> [WHAT IS REQUIRED]:
Each line of the material below should be reproduced exactly.

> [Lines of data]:
-- begin --
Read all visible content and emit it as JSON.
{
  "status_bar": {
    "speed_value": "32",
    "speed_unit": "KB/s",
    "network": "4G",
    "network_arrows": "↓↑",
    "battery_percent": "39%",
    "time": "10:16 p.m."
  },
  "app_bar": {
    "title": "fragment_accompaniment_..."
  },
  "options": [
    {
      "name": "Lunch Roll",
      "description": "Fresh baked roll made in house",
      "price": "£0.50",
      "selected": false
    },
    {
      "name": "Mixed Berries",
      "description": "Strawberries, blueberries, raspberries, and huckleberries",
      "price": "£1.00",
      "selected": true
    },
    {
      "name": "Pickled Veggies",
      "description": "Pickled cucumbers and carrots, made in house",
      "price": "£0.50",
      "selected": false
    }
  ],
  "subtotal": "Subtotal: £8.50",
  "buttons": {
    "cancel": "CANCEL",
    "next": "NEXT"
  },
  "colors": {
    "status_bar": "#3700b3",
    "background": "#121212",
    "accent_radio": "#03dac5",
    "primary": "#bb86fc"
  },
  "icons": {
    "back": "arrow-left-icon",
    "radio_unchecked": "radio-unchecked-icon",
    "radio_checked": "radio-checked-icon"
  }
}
-- end --
> [ANSWER]:
Read all visible content and emit it as JSON.
{
  "status_bar": {
    "speed_value": "32",
    "speed_unit": "KB/s",
    "network": "4G",
    "network_arrows": "↓↑",
    "battery_percent": "39%",
    "time": "10:16 p.m."
  },
  "app_bar": {
    "title": "fragment_accompaniment_..."
  },
  "options": [
    {
      "name": "Lunch Roll",
      "description": "Fresh baked roll made in house",
      "price": "£0.50",
      "selected": false
    },
    {
      "name": "Mixed Berries",
      "description": "Strawberries, blueberries, raspberries, and huckleberries",
      "price": "£1.00",
      "selected": true
    },
    {
      "name": "Pickled Veggies",
      "description": "Pickled cucumbers and carrots, made in house",
      "price": "£0.50",
      "selected": false
    }
  ],
  "subtotal": "Subtotal: £8.50",
  "buttons": {
    "cancel": "CANCEL",
    "next": "NEXT"
  },
  "colors": {
    "status_bar": "#3700b3",
    "background": "#121212",
    "accent_radio": "#03dac5",
    "primary": "#bb86fc"
  },
  "icons": {
    "back": "arrow-left-icon",
    "radio_unchecked": "radio-unchecked-icon",
    "radio_checked": "radio-checked-icon"
  }
}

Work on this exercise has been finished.